Coronavirus : l'hôpital de Toulouse prêt à faire face en cas d'épidémie

Hôpital Purpan à Toulouse. 10 chambres d'isolement à pression négative prêtes à accueillir des patients touchés par le coronavirus Covid 19 / © FTV
Hôpital Purpan à Toulouse. 10 chambres d'isolement à pression négative prêtes à accueillir des patients touchés par le coronavirus Covid 19 / © FTV

L'hôpital de Toulouse est prêt à faire face à une éventuelle épidémie de coronavirus. A ce jour (mardi 3 mars) aucun cas n'a été confirmé dans la métropole toulousaine mais le CHU a tout prévu au cas où. 

Par Juliette Meurin

L'hôpital de Toulouse s'est organisé pour faire face à l'accueil de malades touchés par le coronavirus Covid 19.
Ce mardi matin, le CHU a organisé une visite de presse pour présenter le dispositif qui pourrait accueillir des patients. L'occasion de rassurer et de montrer que tout est prévu en cas de nécessité

10 lits sont pour l'instant prévus et le dispositif sera adapté en fonction des besoins. Ces lits sont dans des chambres d'isolement à pression négative (avec un système de sas pour éviter le flux d'air sortant). Les patients qui pourraient être hospitalisés seront orientés en fonction de leur état soit en hospitalisation classique, soit au secteur des soins intensifs du service des maladies infectieuses soit pour les cas plus graves en réanimation dans un secteur à part.

Le laboratoire d'analyse de l'hôpital s'est également adapté pour faire face aux besoins et donner rapidement des résultats jour et nuit. Il faut 4 à 5 heures pour analyser les tests sur un cas "suspect" de coronavirus Covid 19.
 

Un service rodé au traitement des virus type coronavirus

Pour le service des maladies infectieuses, les précautions prises sont habituelle explique le Professeur Pierre Delobel.

VOTRE CONSIGNE:
Rédigez la suite de l'article sur la préparation de l'hôpital de Toulouse face au coronavirus, en reprenant juste après sa dernière phrase.

(Contenus stockés)

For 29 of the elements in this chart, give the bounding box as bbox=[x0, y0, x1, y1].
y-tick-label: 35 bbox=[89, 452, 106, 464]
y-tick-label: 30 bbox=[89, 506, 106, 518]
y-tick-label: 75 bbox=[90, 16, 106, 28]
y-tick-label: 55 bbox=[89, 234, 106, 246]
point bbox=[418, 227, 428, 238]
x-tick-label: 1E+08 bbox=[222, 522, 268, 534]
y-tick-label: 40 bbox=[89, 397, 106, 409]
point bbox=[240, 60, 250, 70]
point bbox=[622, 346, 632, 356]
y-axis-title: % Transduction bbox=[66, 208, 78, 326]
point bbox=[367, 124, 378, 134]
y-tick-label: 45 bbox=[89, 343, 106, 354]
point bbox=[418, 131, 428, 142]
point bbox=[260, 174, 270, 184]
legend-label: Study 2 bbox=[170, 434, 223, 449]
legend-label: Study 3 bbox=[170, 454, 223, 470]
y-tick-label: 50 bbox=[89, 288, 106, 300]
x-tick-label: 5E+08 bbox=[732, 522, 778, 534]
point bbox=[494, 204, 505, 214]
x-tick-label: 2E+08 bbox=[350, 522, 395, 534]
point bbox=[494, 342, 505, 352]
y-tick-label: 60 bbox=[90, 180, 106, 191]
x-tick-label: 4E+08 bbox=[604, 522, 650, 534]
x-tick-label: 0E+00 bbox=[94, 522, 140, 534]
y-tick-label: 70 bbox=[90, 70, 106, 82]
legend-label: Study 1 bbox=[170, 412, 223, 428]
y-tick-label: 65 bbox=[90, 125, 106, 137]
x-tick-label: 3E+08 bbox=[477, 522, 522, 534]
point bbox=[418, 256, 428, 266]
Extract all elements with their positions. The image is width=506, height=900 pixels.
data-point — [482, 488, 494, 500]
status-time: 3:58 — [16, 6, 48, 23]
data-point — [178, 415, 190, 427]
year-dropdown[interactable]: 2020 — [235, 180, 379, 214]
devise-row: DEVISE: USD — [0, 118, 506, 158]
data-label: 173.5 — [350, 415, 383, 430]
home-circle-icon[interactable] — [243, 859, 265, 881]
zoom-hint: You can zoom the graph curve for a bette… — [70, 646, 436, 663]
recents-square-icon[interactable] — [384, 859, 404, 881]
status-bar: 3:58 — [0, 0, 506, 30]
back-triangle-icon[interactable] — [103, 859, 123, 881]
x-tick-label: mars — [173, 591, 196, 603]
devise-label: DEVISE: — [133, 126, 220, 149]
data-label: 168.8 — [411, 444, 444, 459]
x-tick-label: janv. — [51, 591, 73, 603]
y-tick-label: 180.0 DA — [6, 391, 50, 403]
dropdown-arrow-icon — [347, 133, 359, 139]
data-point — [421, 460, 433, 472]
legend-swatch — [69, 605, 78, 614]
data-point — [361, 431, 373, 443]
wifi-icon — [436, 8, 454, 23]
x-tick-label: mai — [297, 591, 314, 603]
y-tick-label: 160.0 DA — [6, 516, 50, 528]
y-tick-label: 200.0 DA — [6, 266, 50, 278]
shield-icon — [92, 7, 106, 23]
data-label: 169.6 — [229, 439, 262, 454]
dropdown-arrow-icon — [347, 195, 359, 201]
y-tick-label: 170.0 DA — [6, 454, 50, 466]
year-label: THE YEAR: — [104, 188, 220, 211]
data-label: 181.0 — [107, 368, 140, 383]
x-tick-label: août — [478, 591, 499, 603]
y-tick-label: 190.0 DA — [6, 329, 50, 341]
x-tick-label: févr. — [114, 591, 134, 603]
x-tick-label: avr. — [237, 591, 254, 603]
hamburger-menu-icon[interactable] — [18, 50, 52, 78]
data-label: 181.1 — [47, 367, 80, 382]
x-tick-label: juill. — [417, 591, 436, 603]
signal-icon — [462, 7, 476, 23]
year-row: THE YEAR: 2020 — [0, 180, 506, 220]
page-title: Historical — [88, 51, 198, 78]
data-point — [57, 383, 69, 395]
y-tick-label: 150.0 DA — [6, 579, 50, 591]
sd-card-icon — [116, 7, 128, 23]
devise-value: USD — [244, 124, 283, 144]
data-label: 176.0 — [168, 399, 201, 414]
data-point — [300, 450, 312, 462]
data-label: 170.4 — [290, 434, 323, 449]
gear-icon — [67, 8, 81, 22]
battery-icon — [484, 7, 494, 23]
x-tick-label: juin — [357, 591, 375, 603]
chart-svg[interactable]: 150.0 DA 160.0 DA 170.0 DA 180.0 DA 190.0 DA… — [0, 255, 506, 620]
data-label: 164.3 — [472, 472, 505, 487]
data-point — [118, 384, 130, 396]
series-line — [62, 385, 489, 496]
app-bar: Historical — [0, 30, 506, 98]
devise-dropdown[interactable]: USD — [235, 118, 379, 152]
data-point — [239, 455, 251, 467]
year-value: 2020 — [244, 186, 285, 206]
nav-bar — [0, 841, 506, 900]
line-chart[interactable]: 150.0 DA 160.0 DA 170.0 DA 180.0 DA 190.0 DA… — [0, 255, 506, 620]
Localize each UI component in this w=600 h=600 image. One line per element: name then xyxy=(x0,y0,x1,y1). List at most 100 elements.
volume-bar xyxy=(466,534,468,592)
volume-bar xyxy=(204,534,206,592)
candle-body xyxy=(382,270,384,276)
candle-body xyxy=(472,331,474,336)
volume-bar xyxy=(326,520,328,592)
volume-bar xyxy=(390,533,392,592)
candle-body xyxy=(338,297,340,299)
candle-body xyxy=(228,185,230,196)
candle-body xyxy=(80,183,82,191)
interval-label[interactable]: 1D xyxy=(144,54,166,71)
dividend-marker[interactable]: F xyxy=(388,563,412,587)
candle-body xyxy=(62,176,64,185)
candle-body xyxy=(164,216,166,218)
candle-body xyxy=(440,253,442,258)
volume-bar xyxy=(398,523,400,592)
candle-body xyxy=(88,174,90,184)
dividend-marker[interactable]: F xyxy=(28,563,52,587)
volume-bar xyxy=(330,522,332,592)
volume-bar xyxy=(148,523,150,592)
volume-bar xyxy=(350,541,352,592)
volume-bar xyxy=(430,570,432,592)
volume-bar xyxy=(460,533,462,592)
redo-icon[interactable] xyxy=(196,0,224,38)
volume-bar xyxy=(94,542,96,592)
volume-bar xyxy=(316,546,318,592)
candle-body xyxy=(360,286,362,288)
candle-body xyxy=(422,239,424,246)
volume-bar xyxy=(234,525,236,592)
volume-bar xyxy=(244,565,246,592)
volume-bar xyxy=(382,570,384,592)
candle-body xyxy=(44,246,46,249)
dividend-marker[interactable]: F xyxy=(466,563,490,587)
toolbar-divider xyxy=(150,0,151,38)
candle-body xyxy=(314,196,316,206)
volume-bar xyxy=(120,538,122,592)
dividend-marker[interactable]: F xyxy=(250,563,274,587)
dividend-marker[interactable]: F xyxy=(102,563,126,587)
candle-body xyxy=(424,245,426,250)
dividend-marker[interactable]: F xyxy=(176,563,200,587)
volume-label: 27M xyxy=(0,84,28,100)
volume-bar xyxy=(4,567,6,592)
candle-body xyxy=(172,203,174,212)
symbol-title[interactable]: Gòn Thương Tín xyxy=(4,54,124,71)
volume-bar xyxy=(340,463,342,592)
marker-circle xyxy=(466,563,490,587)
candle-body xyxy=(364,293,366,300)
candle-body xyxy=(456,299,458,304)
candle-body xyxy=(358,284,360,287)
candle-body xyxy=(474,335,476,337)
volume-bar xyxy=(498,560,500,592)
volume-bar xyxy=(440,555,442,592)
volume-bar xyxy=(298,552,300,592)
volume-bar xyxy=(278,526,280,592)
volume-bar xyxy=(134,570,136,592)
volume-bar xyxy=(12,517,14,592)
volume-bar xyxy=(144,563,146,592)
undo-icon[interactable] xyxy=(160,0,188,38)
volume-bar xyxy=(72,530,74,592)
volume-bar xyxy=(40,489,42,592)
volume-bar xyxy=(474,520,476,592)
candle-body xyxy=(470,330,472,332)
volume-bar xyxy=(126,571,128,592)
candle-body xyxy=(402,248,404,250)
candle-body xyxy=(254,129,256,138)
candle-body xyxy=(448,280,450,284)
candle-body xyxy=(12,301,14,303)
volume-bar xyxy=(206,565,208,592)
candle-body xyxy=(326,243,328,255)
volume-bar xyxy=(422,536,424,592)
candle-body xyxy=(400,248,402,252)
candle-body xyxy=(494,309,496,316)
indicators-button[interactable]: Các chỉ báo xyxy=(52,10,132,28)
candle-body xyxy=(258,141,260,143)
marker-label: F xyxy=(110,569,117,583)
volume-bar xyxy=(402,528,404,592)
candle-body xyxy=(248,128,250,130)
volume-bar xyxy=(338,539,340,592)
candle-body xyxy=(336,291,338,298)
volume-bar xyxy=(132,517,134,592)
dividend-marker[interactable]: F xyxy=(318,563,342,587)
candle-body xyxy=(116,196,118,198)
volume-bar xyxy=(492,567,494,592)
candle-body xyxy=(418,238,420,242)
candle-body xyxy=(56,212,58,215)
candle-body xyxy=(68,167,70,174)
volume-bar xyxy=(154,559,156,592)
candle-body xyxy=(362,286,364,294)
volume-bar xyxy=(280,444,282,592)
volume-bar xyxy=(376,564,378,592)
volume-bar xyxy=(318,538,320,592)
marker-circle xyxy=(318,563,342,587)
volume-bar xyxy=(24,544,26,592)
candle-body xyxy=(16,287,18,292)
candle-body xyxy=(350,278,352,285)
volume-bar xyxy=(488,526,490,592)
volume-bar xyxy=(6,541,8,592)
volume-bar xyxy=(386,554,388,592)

RÉSULTAT OBTENU:
La mise en place de "barrières isolement air et contact" se fait déjà dans plein d'autres situations, précise le chef du service des maladies infectieuses et tropicales au CHU Purpan.

"Il n'y a pas de procédures exceptionnelles car les équipes sont rodées à ces habillages, etc..." dit le médecin.
"On a organisé les circuits patients pour répondre à l'afflux mais les prises en charge sont pour nous des choses assez standardiséees".

On a eu l'expérience du MERS-CoV (ndlr : pour Middle East respiratory syndrome coronavirus) qui est un autre coronavirus sur les retours de pélerinage à la mecque depuis plusieurs années. La procédure est complètement calquée. Là, le nombre de patients est plus élevé mais les procédures pour l'isolement, les prélèvements, la virologie sont identiques. On est pas complètement pris au dépourvu, ce sont des choses qui sont déjà rodées.
Professeur Pierre Delobel, chef du service des maladies infectieuses.

Les appels liés au coronavirus se multiplient au SAMU

Depuis le début de l'arrivée du virus sur le sol français, les appels au SAMU à Toulouse se sont multipliés. On enregistre désormais environ 200 appels par jour concernant le coronavirus.
Une ligne dédiée a été mise en place.

Le nombre de dossiers ouverts par le SAMU a augmenté d'environ 40% par rapport à l'année 2019.

A ce jour (mardi 3 mars), 30 patients de retour de zones à risque suceptibles d'être contaminés sont venus à l'hôpital toulousain. Aucun cas n'a été déclaré positif.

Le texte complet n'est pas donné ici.